RECORDS FOR THE EXERCISE ->
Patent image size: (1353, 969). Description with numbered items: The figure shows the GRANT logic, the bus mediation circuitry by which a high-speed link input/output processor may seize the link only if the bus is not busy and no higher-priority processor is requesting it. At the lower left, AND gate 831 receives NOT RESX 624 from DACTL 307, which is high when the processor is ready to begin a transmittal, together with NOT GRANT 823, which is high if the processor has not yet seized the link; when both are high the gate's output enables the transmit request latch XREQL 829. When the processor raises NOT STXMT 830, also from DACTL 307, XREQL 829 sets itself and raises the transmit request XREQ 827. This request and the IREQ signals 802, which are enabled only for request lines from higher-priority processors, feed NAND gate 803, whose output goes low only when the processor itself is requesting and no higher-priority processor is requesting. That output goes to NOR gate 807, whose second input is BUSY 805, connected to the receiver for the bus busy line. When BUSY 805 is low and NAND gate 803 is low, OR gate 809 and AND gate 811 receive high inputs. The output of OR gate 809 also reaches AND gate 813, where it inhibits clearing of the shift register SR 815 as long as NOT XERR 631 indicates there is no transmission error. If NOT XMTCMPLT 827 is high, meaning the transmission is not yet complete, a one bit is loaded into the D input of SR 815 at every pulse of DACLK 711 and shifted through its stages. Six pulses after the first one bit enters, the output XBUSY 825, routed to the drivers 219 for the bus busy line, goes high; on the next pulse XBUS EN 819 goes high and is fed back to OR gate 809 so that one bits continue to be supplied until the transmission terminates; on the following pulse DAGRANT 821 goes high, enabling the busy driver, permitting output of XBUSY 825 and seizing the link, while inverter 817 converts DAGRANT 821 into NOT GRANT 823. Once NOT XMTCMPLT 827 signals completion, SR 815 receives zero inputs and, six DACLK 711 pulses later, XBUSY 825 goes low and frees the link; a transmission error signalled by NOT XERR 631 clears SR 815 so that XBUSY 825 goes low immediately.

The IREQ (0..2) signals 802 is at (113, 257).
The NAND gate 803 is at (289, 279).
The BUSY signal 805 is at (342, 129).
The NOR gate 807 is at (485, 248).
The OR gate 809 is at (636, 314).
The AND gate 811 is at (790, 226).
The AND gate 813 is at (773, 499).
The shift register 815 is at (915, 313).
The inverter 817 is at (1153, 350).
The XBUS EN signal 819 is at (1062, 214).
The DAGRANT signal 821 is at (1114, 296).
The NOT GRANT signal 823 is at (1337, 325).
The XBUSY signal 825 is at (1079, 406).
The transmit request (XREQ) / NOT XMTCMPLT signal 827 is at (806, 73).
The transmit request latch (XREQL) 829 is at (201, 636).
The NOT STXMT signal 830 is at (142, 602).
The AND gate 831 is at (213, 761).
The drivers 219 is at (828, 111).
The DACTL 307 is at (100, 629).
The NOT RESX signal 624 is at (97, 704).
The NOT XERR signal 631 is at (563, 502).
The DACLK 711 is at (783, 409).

EXERCISE -> Give every line of the records above as a JSON list of strings, one string per line, with blank lines omitted.

CORRECT ANSWER ->
[
  "Patent image size: (1353, 969). Description with numbered items: The figure shows the GRANT logic, the bus mediation circuitry by which a high-speed link input/output processor may seize the link only if the bus is not busy and no higher-priority processor is requesting it. At the lower left, AND gate 831 receives NOT RESX 624 from DACTL 307, which is high when the processor is ready to begin a transmittal, together with NOT GRANT 823, which is high if the processor has not yet seized the link; when both are high the gate's output enables the transmit request latch XREQL 829. When the processor raises NOT STXMT 830, also from DACTL 307, XREQL 829 sets itself and raises the transmit request XREQ 827. This request and the IREQ signals 802, which are enabled only for request lines from higher-priority processors, feed NAND gate 803, whose output goes low only when the processor itself is requesting and no higher-priority processor is requesting. That output goes to NOR gate 807, whose second input is BUSY 805, connected to the receiver for the bus busy line. When BUSY 805 is low and NAND gate 803 is low, OR gate 809 and AND gate 811 receive high inputs. The output of OR gate 809 also reaches AND gate 813, where it inhibits clearing of the shift register SR 815 as long as NOT XERR 631 indicates there is no transmission error. If NOT XMTCMPLT 827 is high, meaning the transmission is not yet complete, a one bit is loaded into the D input of SR 815 at every pulse of DACLK 711 and shifted through its stages. Six pulses after the first one bit enters, the output XBUSY 825, routed to the drivers 219 for the bus busy line, goes high; on the next pulse XBUS EN 819 goes high and is fed back to OR gate 809 so that one bits continue to be supplied until the transmission terminates; on the following pulse DAGRANT 821 goes high, enabling the busy driver, permitting output of XBUSY 825 and seizing the link, while inverter 817 converts DAGRANT 821 into NOT GRANT 823. Once NOT XMTCMPLT 827 signals completion, SR 815 receives zero inputs and, six DACLK 711 pulses later, XBUSY 825 goes low and frees the link; a transmission error signalled by NOT XERR 631 clears SR 815 so that XBUSY 825 goes low immediately.",
  "The IREQ (0..2) signals 802 is at (113, 257).",
  "The NAND gate 803 is at (289, 279).",
  "The BUSY signal 805 is at (342, 129).",
  "The NOR gate 807 is at (485, 248).",
  "The OR gate 809 is at (636, 314).",
  "The AND gate 811 is at (790, 226).",
  "The AND gate 813 is at (773, 499).",
  "The shift register 815 is at (915, 313).",
  "The inverter 817 is at (1153, 350).",
  "The XBUS EN signal 819 is at (1062, 214).",
  "The DAGRANT signal 821 is at (1114, 296).",
  "The NOT GRANT signal 823 is at (1337, 325).",
  "The XBUSY signal 825 is at (1079, 406).",
  "The transmit request (XREQ) / NOT XMTCMPLT signal 827 is at (806, 73).",
  "The transmit request latch (XREQL) 829 is at (201, 636).",
  "The NOT STXMT signal 830 is at (142, 602).",
  "The AND gate 831 is at (213, 761).",
  "The drivers 219 is at (828, 111).",
  "The DACTL 307 is at (100, 629).",
  "The NOT RESX signal 624 is at (97, 704).",
  "The NOT XERR signal 631 is at (563, 502).",
  "The DACLK 711 is at (783, 409)."
]